Requirements :: Wherever the string "ylabel" occurs in a line of these records, report that line.

Input rows ::
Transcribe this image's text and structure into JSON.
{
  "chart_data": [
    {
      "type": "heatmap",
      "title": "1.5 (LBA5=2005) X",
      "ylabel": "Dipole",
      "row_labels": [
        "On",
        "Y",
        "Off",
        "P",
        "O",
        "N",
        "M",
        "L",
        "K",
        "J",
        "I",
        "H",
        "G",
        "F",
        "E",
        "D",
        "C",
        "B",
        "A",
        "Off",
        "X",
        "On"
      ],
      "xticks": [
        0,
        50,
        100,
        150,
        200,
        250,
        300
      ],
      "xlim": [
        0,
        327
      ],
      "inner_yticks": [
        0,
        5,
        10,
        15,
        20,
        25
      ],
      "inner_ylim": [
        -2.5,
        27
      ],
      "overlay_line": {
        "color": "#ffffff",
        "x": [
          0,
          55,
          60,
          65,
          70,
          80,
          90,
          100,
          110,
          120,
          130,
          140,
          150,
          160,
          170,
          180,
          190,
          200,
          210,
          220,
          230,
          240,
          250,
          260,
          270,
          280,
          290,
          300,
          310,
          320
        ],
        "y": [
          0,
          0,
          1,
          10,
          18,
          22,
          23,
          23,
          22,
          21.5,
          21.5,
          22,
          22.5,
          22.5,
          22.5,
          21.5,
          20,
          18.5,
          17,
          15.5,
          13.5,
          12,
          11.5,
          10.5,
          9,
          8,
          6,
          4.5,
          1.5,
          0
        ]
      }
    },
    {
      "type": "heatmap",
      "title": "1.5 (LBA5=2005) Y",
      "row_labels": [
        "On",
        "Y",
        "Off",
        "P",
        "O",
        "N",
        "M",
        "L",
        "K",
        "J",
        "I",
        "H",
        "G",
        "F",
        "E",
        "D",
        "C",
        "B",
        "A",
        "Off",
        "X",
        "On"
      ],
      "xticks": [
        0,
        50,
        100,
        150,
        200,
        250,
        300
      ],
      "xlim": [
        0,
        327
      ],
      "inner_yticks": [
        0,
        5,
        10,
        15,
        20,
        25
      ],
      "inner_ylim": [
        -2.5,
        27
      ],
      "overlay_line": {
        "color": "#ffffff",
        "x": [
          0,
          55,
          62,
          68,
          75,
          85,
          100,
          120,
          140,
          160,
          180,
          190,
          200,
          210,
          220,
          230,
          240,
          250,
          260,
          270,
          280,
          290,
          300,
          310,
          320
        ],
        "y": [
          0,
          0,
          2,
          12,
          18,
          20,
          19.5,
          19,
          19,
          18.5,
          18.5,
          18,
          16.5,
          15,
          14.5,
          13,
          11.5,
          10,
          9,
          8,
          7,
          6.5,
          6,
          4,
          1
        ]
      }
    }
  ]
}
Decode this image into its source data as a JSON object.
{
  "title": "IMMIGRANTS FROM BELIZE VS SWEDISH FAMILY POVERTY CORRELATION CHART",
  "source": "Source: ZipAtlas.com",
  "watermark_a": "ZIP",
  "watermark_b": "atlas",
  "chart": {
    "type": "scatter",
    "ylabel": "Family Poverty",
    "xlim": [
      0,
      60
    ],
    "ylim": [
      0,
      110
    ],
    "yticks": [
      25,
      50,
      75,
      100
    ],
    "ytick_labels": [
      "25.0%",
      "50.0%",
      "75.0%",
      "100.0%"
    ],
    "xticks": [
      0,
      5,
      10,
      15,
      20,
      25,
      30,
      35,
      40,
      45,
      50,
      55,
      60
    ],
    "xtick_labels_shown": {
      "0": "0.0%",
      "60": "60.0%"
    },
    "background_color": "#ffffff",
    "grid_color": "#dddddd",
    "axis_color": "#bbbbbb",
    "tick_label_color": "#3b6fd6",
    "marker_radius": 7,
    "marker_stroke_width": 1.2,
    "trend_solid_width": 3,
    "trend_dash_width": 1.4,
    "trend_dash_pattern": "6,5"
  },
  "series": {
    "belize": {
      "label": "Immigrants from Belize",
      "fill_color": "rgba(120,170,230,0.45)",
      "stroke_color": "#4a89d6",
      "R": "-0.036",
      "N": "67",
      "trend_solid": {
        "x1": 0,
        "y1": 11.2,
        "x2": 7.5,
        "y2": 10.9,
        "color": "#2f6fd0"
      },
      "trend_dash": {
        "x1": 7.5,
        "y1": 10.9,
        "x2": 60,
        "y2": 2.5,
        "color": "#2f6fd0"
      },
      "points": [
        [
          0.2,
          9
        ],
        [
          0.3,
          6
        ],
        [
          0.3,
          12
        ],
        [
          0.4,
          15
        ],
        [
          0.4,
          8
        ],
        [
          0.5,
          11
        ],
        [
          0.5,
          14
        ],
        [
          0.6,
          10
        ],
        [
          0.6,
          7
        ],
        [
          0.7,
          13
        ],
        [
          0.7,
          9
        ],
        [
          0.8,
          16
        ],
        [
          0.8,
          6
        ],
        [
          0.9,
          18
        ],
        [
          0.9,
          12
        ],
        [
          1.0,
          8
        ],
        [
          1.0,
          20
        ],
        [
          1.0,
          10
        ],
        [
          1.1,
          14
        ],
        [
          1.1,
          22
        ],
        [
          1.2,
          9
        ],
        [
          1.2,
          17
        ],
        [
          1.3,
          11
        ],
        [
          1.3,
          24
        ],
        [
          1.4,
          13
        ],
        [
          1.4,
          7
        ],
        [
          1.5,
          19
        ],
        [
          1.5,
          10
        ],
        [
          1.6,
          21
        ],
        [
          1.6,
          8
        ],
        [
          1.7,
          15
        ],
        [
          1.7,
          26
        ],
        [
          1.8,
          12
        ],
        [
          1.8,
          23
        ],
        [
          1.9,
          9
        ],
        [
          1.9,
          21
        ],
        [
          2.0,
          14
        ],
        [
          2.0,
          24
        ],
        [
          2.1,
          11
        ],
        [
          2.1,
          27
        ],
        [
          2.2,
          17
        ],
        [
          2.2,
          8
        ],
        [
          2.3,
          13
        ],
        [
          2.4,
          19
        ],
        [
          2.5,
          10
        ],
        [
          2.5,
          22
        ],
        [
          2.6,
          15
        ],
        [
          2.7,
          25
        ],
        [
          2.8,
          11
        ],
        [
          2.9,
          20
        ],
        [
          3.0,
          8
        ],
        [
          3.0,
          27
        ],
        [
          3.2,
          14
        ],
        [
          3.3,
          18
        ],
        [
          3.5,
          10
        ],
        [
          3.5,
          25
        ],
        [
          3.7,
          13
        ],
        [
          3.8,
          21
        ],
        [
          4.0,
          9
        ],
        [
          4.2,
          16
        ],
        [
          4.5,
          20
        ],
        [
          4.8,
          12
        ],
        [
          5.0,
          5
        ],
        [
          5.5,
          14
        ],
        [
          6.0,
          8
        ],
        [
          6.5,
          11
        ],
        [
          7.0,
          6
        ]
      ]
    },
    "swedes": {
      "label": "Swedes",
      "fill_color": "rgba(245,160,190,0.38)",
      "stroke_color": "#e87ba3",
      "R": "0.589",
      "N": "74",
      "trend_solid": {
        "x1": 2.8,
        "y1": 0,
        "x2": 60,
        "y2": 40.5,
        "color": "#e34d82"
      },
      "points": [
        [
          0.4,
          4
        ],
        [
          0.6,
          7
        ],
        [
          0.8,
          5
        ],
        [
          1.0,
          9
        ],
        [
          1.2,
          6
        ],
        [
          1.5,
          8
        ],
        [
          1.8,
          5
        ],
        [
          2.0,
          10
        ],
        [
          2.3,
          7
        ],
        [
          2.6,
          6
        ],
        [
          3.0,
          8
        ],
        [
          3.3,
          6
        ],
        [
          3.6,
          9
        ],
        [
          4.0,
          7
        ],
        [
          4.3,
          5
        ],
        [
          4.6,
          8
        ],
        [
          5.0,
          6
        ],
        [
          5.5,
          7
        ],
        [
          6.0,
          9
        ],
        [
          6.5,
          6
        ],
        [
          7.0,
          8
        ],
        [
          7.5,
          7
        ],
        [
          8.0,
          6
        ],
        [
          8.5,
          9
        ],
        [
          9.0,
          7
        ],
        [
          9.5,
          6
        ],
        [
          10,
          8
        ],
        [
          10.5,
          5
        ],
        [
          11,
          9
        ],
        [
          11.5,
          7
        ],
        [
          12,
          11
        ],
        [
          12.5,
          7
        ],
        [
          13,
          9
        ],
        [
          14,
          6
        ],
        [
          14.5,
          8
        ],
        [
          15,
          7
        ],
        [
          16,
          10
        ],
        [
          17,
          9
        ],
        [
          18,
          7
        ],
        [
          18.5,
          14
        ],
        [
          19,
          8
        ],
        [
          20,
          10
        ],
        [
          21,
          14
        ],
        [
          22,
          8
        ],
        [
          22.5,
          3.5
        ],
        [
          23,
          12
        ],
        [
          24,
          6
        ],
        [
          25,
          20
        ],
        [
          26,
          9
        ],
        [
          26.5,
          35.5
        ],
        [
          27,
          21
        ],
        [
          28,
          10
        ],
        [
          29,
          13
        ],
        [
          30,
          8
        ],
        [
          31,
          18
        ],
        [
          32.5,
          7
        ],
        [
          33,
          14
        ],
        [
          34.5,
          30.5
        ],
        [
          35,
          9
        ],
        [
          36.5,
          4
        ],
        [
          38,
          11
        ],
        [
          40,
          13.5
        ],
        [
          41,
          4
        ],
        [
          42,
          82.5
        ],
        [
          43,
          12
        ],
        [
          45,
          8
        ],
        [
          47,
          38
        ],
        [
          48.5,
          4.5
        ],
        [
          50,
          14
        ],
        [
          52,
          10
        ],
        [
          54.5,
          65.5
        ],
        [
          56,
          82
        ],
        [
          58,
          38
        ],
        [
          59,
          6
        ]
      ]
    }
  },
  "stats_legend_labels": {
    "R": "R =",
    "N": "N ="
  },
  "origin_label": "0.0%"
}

Problem solution ::
      "ylabel": "Dipole",
    "ylabel": "Family Poverty",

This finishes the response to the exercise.